# [Exercise brief]
Reproduce all of the listing below without alteration.

# [Items listed in a dataset]
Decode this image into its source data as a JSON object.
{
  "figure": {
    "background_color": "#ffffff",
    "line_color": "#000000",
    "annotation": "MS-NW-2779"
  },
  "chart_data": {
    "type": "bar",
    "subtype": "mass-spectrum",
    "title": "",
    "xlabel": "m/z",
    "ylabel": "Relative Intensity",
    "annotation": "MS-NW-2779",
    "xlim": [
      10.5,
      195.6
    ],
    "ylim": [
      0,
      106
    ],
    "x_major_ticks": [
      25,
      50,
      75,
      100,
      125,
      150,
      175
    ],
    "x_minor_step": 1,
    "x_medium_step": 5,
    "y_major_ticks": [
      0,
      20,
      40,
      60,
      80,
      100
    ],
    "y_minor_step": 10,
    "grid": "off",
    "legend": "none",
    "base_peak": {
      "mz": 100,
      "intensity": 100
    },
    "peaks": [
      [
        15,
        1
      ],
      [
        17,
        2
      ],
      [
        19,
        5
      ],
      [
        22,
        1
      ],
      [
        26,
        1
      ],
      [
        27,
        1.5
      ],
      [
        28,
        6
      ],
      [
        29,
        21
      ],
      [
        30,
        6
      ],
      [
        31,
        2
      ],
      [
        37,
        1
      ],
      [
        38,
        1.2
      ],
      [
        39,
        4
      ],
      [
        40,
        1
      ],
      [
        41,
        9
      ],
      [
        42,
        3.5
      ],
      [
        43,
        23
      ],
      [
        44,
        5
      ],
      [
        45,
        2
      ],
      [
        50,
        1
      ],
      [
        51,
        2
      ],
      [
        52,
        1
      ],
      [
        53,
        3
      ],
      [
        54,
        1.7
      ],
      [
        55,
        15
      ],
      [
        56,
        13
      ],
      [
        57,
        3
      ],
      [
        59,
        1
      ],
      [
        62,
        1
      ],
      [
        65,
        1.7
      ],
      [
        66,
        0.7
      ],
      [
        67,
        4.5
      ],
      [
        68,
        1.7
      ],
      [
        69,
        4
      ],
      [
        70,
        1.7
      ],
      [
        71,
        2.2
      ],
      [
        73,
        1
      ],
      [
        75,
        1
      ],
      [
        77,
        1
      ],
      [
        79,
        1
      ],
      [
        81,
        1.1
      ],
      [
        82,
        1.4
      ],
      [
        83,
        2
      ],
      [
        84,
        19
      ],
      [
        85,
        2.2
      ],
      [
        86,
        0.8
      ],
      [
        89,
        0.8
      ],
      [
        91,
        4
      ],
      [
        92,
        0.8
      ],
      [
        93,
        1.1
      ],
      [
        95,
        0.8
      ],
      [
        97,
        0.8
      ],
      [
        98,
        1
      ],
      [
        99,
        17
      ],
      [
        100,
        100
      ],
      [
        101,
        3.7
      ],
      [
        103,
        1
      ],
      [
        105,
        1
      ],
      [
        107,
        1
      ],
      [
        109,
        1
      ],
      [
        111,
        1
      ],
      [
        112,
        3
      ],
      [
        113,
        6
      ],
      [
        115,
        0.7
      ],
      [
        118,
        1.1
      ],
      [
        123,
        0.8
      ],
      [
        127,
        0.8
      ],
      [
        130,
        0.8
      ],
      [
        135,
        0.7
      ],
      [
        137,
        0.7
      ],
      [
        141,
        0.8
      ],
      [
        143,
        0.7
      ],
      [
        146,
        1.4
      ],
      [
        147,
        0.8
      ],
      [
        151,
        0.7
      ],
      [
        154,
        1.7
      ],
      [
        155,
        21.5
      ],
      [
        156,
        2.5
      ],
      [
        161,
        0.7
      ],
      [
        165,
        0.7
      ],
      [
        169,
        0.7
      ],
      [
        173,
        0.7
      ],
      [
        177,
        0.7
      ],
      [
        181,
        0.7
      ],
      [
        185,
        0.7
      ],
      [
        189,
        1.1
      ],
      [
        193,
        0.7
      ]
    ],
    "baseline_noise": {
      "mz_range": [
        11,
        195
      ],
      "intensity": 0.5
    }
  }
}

# [Answer for the task]
Decode this image into its source data as a JSON object.
{
  "figure": {
    "background_color": "#ffffff",
    "line_color": "#000000",
    "annotation": "MS-NW-2779"
  },
  "chart_data": {
    "type": "bar",
    "subtype": "mass-spectrum",
    "title": "",
    "xlabel": "m/z",
    "ylabel": "Relative Intensity",
    "annotation": "MS-NW-2779",
    "xlim": [
      10.5,
      195.6
    ],
    "ylim": [
      0,
      106
    ],
    "x_major_ticks": [
      25,
      50,
      75,
      100,
      125,
      150,
      175
    ],
    "x_minor_step": 1,
    "x_medium_step": 5,
    "y_major_ticks": [
      0,
      20,
      40,
      60,
      80,
      100
    ],
    "y_minor_step": 10,
    "grid": "off",
    "legend": "none",
    "base_peak": {
      "mz": 100,
      "intensity": 100
    },
    "peaks": [
      [
        15,
        1
      ],
      [
        17,
        2
      ],
      [
        19,
        5
      ],
      [
        22,
        1
      ],
      [
        26,
        1
      ],
      [
        27,
        1.5
      ],
      [
        28,
        6
      ],
      [
        29,
        21
      ],
      [
        30,
        6
      ],
      [
        31,
        2
      ],
      [
        37,
        1
      ],
      [
        38,
        1.2
      ],
      [
        39,
        4
      ],
      [
        40,
        1
      ],
      [
        41,
        9
      ],
      [
        42,
        3.5
      ],
      [
        43,
        23
      ],
      [
        44,
        5
      ],
      [
        45,
        2
      ],
      [
        50,
        1
      ],
      [
        51,
        2
      ],
      [
        52,
        1
      ],
      [
        53,
        3
      ],
      [
        54,
        1.7
      ],
      [
        55,
        15
      ],
      [
        56,
        13
      ],
      [
        57,
        3
      ],
      [
        59,
        1
      ],
      [
        62,
        1
      ],
      [
        65,
        1.7
      ],
      [
        66,
        0.7
      ],
      [
        67,
        4.5
      ],
      [
        68,
        1.7
      ],
      [
        69,
        4
      ],
      [
        70,
        1.7
      ],
      [
        71,
        2.2
      ],
      [
        73,
        1
      ],
      [
        75,
        1
      ],
      [
        77,
        1
      ],
      [
        79,
        1
      ],
      [
        81,
        1.1
      ],
      [
        82,
        1.4
      ],
      [
        83,
        2
      ],
      [
        84,
        19
      ],
      [
        85,
        2.2
      ],
      [
        86,
        0.8
      ],
      [
        89,
        0.8
      ],
      [
        91,
        4
      ],
      [
        92,
        0.8
      ],
      [
        93,
        1.1
      ],
      [
        95,
        0.8
      ],
      [
        97,
        0.8
      ],
      [
        98,
        1
      ],
      [
        99,
        17
      ],
      [
        100,
        100
      ],
      [
        101,
        3.7
      ],
      [
        103,
        1
      ],
      [
        105,
        1
      ],
      [
        107,
        1
      ],
      [
        109,
        1
      ],
      [
        111,
        1
      ],
      [
        112,
        3
      ],
      [
        113,
        6
      ],
      [
        115,
        0.7
      ],
      [
        118,
        1.1
      ],
      [
        123,
        0.8
      ],
      [
        127,
        0.8
      ],
      [
        130,
        0.8
      ],
      [
        135,
        0.7
      ],
      [
        137,
        0.7
      ],
      [
        141,
        0.8
      ],
      [
        143,
        0.7
      ],
      [
        146,
        1.4
      ],
      [
        147,
        0.8
      ],
      [
        151,
        0.7
      ],
      [
        154,
        1.7
      ],
      [
        155,
        21.5
      ],
      [
        156,
        2.5
      ],
      [
        161,
        0.7
      ],
      [
        165,
        0.7
      ],
      [
        169,
        0.7
      ],
      [
        173,
        0.7
      ],
      [
        177,
        0.7
      ],
      [
        181,
        0.7
      ],
      [
        185,
        0.7
      ],
      [
        189,
        1.1
      ],
      [
        193,
        0.7
      ]
    ],
    "baseline_noise": {
      "mz_range": [
        11,
        195
      ],
      "intensity": 0.5
    }
  }
}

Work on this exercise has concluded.